## Prompt
Each line containing the word "title" should be found and copied.

## Supplied material
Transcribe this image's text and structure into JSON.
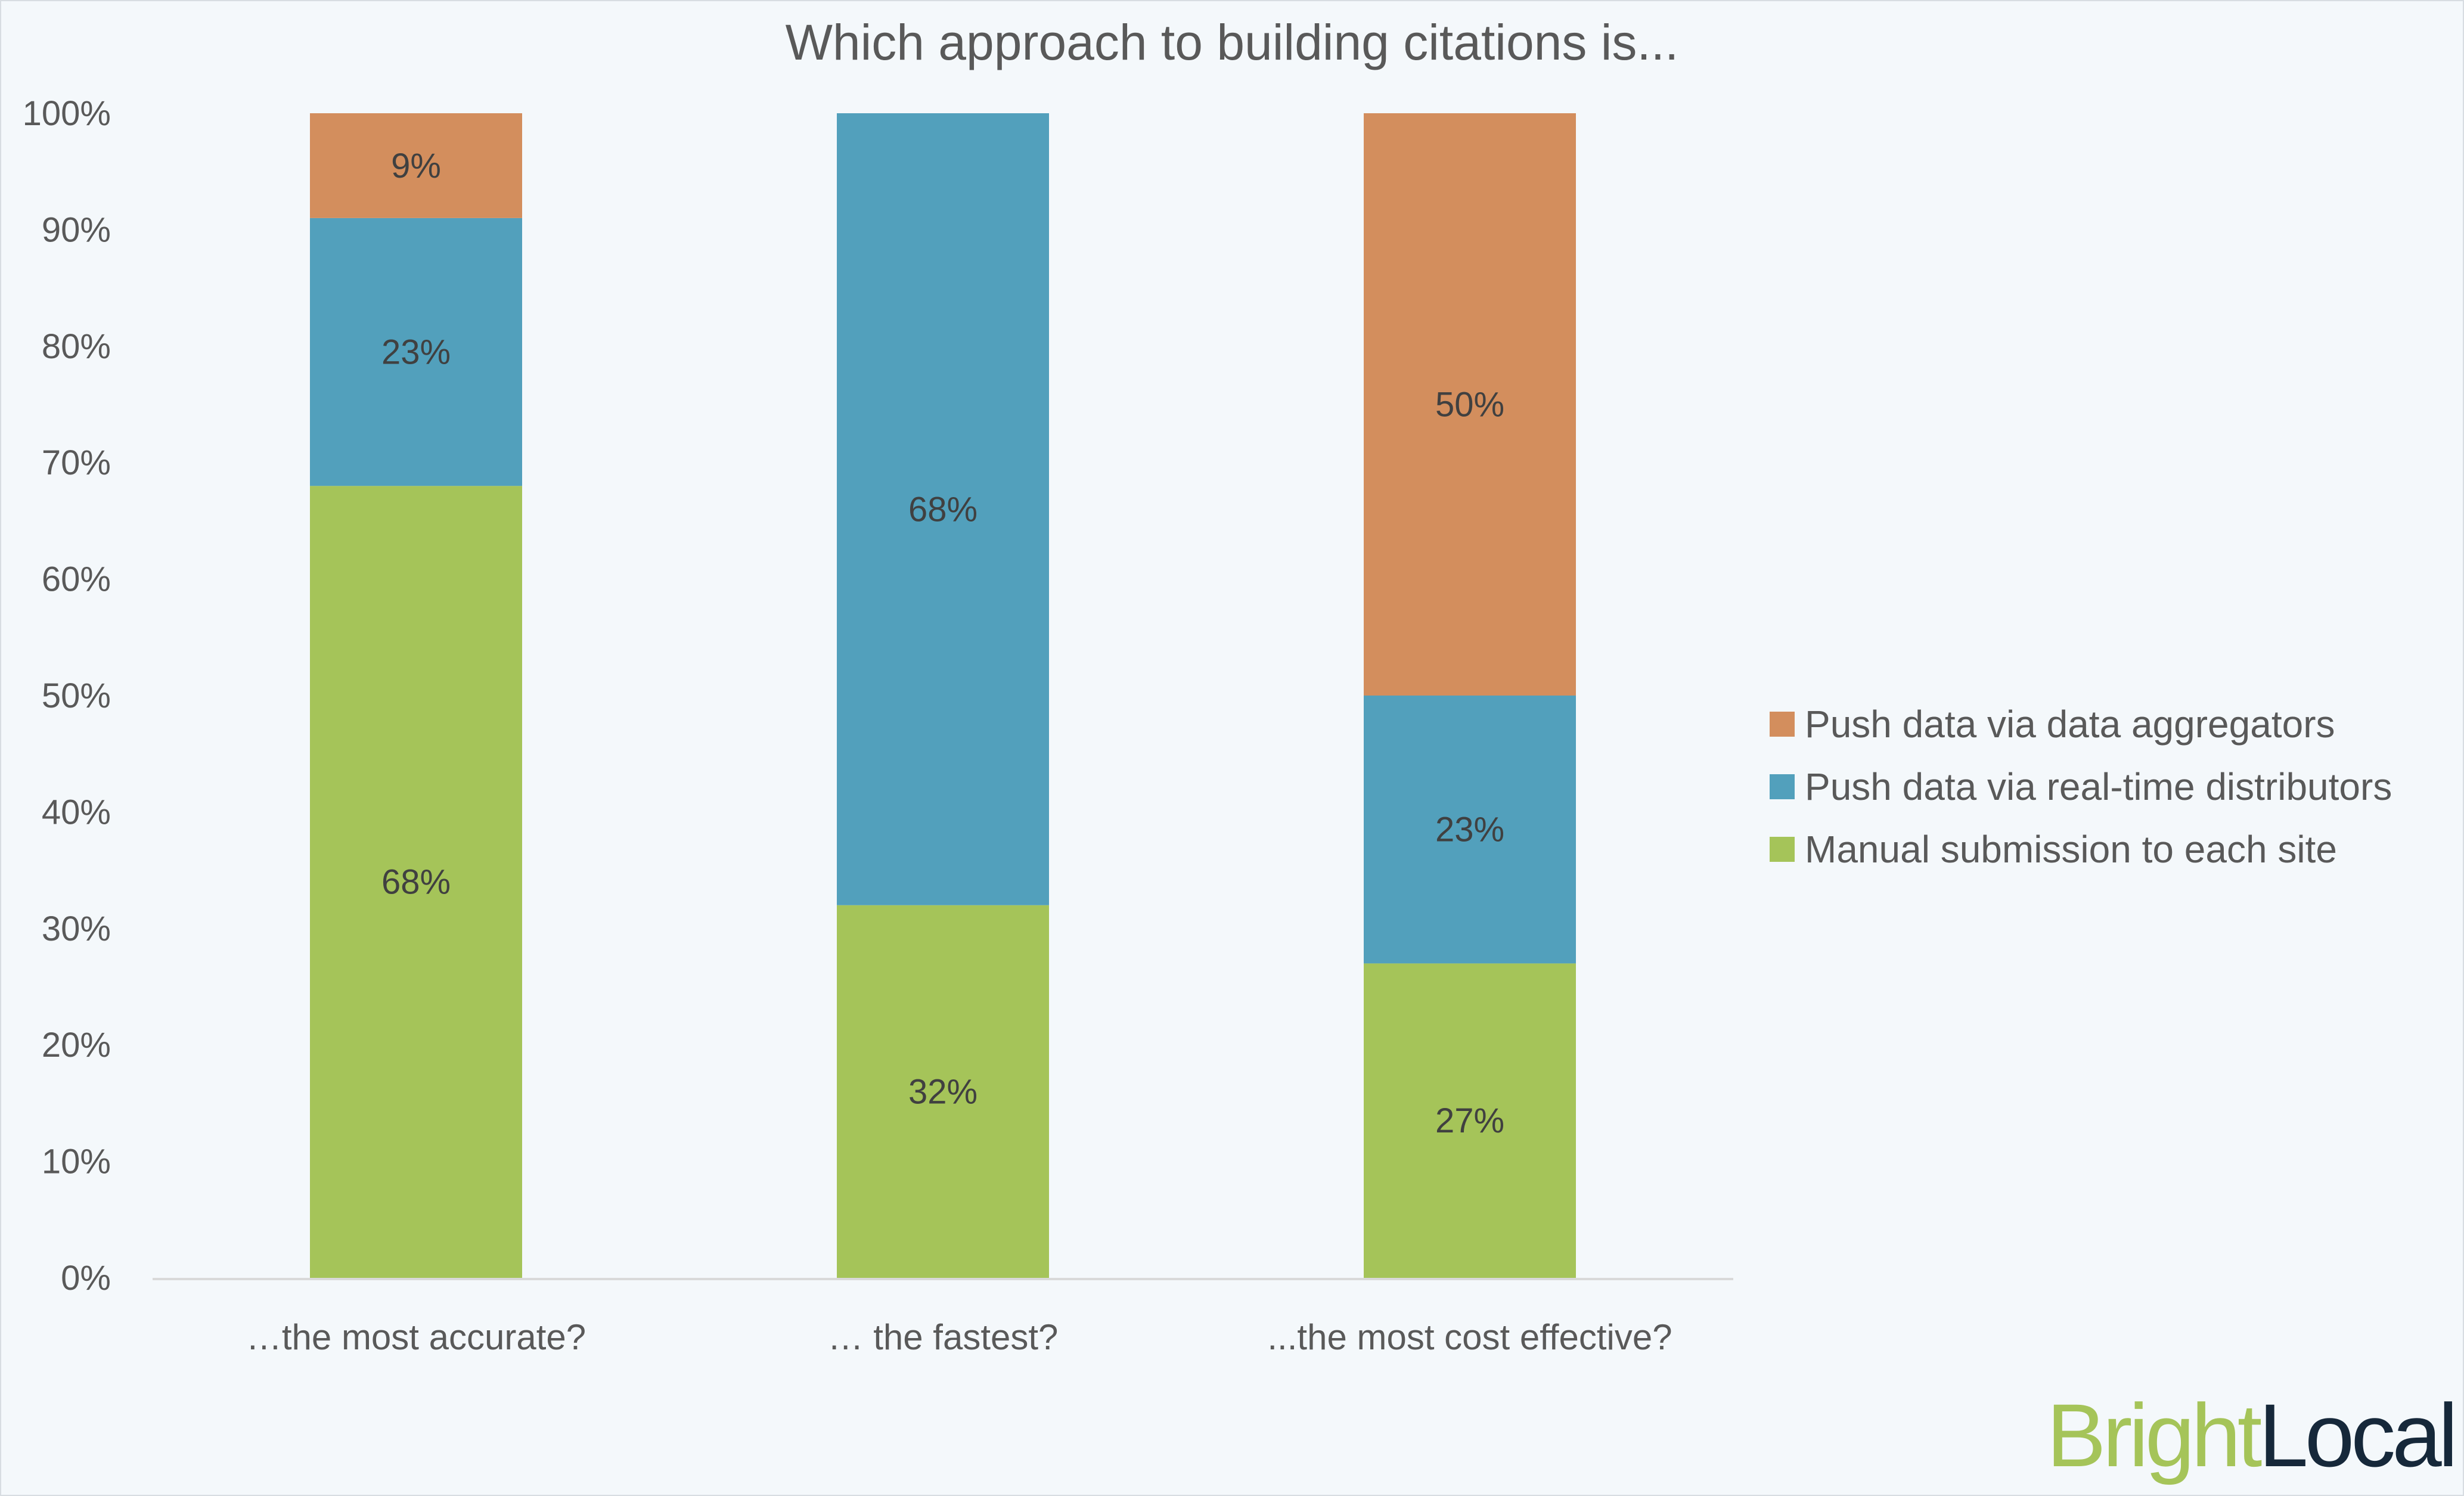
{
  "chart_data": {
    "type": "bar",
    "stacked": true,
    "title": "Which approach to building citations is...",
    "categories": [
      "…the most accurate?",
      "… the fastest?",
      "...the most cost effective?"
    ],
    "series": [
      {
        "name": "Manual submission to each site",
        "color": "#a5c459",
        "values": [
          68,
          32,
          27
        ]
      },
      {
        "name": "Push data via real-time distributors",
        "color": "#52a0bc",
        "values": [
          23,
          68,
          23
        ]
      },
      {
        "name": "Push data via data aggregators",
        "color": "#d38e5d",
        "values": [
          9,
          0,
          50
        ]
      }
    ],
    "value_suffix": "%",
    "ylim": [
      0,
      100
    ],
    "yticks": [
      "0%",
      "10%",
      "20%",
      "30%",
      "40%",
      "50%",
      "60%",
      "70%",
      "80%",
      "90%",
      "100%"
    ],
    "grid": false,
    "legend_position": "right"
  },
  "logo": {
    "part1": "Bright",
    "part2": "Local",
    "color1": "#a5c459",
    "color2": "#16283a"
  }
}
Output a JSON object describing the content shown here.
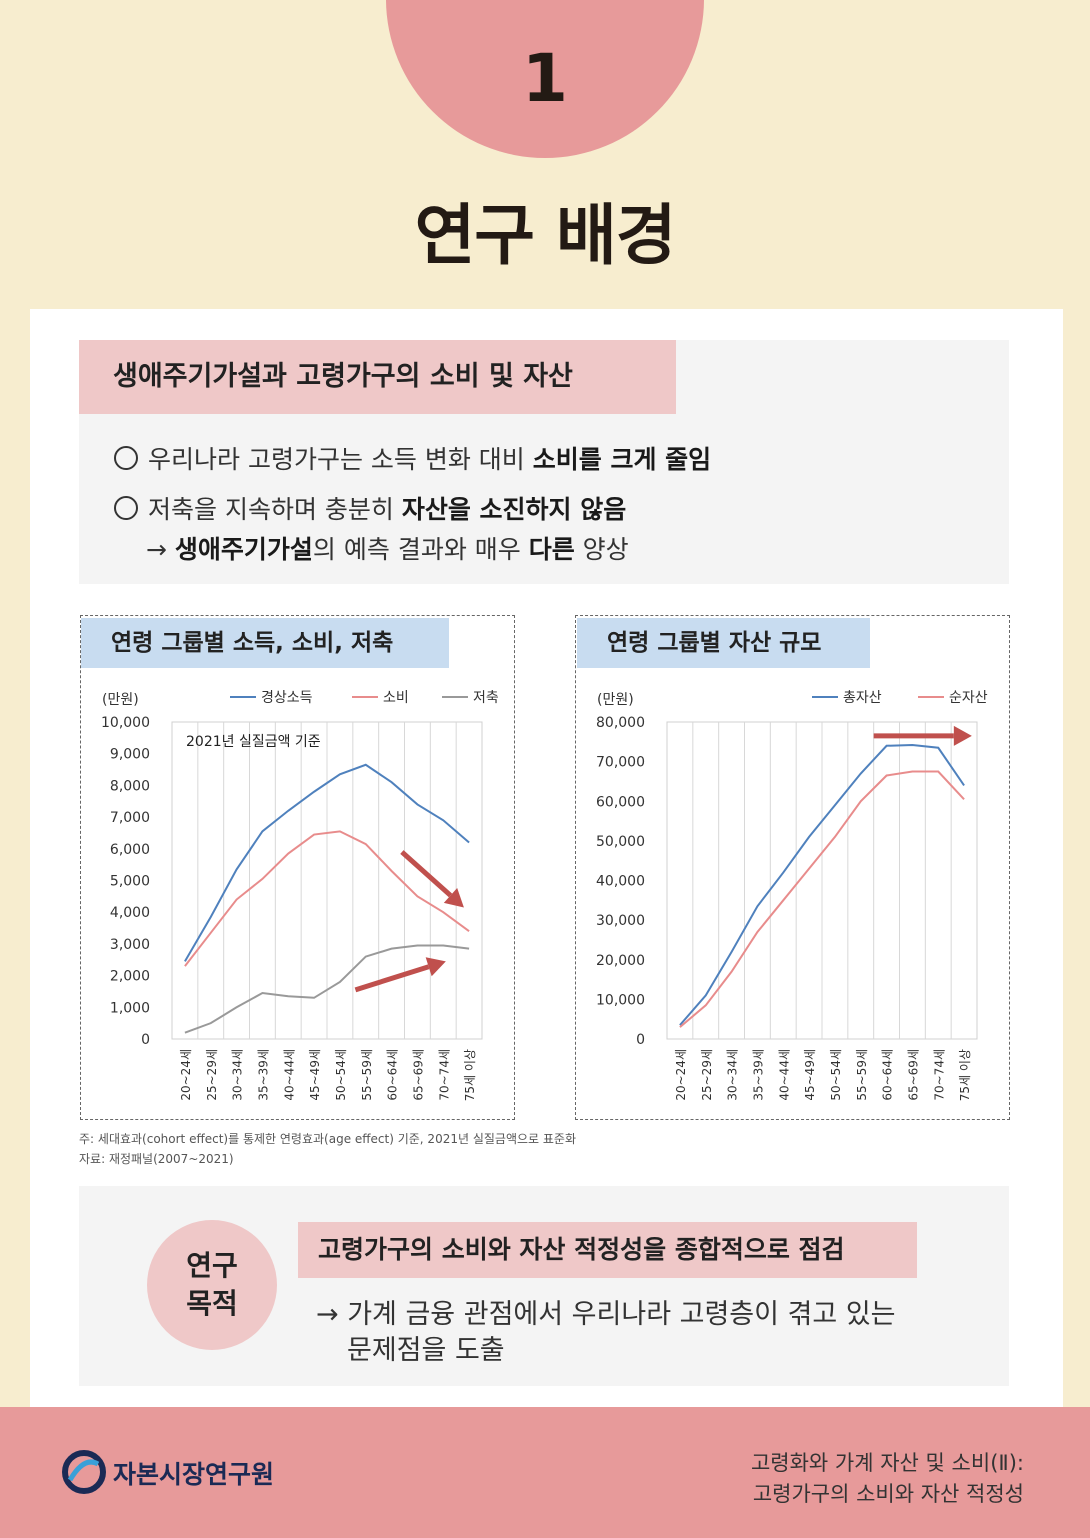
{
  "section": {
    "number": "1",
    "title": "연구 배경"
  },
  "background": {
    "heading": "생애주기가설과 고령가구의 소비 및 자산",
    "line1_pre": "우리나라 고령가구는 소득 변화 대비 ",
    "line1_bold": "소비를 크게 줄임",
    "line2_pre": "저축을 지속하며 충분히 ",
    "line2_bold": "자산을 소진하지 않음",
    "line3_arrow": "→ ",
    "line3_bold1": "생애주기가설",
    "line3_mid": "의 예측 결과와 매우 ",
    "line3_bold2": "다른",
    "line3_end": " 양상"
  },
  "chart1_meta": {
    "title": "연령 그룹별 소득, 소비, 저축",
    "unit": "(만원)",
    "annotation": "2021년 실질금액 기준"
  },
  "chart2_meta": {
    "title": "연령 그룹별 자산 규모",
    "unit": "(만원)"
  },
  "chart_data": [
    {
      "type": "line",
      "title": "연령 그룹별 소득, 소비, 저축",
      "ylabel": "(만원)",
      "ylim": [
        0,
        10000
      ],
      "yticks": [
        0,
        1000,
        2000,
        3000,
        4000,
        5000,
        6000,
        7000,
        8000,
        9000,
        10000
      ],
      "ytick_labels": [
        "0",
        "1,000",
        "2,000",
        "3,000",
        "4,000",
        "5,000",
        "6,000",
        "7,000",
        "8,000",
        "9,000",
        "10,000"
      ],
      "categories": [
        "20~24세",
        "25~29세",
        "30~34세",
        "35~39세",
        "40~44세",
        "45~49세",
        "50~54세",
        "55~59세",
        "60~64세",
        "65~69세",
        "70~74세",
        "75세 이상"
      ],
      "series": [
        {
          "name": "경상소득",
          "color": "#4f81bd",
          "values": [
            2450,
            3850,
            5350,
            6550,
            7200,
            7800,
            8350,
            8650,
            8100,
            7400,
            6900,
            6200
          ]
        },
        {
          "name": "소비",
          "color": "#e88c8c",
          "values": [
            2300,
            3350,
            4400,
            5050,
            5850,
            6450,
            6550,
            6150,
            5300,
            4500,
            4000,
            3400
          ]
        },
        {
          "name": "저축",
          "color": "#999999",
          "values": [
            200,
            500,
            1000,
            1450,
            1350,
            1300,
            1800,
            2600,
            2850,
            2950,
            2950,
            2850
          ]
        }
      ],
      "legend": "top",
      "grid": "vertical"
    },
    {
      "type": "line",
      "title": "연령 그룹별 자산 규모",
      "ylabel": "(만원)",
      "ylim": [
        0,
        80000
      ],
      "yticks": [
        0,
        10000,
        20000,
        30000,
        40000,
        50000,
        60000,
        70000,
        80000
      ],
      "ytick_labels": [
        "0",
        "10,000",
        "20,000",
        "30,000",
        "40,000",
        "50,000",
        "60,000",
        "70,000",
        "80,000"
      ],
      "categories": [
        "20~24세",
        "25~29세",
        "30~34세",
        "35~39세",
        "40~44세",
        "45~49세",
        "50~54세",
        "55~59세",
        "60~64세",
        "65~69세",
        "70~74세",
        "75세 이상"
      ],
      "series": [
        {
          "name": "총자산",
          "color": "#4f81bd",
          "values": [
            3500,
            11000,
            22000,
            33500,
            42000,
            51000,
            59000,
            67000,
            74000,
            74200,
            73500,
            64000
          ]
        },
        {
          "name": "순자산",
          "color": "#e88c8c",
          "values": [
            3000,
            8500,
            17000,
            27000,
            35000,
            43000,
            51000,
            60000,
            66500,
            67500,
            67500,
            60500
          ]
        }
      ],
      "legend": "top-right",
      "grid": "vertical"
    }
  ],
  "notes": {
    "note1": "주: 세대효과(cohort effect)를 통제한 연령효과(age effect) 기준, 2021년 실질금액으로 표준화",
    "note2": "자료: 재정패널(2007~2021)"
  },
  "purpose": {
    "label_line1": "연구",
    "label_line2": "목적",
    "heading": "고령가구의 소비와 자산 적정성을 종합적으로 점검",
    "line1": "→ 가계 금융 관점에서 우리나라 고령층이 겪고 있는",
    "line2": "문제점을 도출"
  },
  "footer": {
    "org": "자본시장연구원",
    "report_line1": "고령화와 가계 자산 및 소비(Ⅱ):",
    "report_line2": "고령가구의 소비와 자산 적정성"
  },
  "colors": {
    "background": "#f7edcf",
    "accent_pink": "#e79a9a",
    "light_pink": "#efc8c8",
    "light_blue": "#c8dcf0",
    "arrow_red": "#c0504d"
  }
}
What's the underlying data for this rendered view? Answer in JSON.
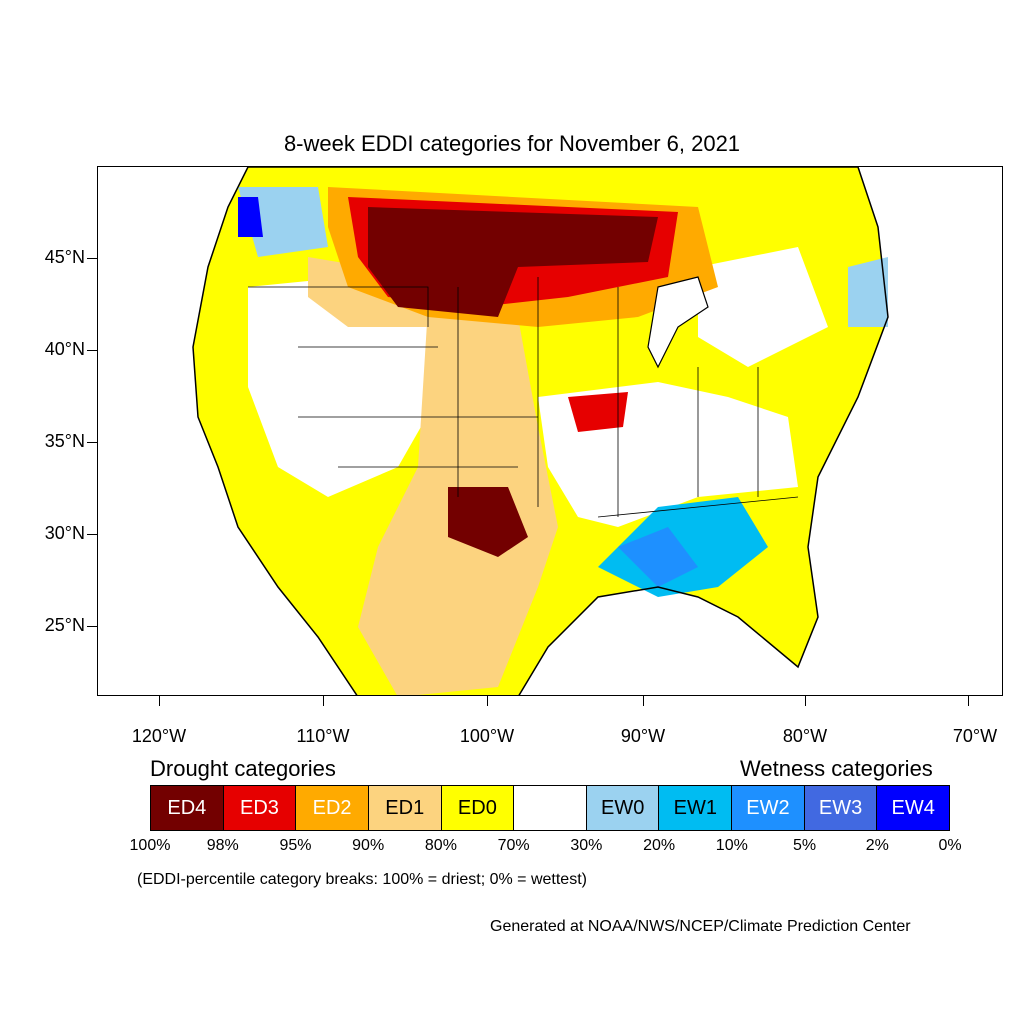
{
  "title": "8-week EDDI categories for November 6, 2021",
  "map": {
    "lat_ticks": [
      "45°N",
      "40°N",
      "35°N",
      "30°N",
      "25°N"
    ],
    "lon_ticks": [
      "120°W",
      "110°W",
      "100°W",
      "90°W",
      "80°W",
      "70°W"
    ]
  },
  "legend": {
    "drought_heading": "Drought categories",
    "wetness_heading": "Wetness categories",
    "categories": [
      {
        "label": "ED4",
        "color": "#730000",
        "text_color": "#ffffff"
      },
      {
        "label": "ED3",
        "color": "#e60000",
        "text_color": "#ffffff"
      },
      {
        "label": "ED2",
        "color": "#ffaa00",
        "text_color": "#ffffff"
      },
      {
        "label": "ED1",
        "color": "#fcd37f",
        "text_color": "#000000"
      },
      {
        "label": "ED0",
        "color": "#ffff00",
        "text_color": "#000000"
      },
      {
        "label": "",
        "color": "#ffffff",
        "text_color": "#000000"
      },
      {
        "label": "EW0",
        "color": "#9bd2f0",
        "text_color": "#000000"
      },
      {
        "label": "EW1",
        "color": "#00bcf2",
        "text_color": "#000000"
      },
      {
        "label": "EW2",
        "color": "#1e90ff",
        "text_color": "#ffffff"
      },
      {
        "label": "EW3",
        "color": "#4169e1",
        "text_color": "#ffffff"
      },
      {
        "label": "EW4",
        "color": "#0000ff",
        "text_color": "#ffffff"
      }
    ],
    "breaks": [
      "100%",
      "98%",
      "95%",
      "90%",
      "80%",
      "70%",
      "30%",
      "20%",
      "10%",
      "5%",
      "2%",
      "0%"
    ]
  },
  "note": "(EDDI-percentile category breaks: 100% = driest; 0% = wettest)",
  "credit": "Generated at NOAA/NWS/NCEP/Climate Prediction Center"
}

## Answer for the task
    "title": "Which approach to building citations is...",
    "title": "연구 배경"
    "title": "연령 그룹별 소득, 소비, 저축",
    "title": "연령 그룹별 자산 규모",
      "title": "연령 그룹별 소득, 소비, 저축",
      "title": "연령 그룹별 자산 규모",
  "title": "8-week EDDI categories for November 6, 2021",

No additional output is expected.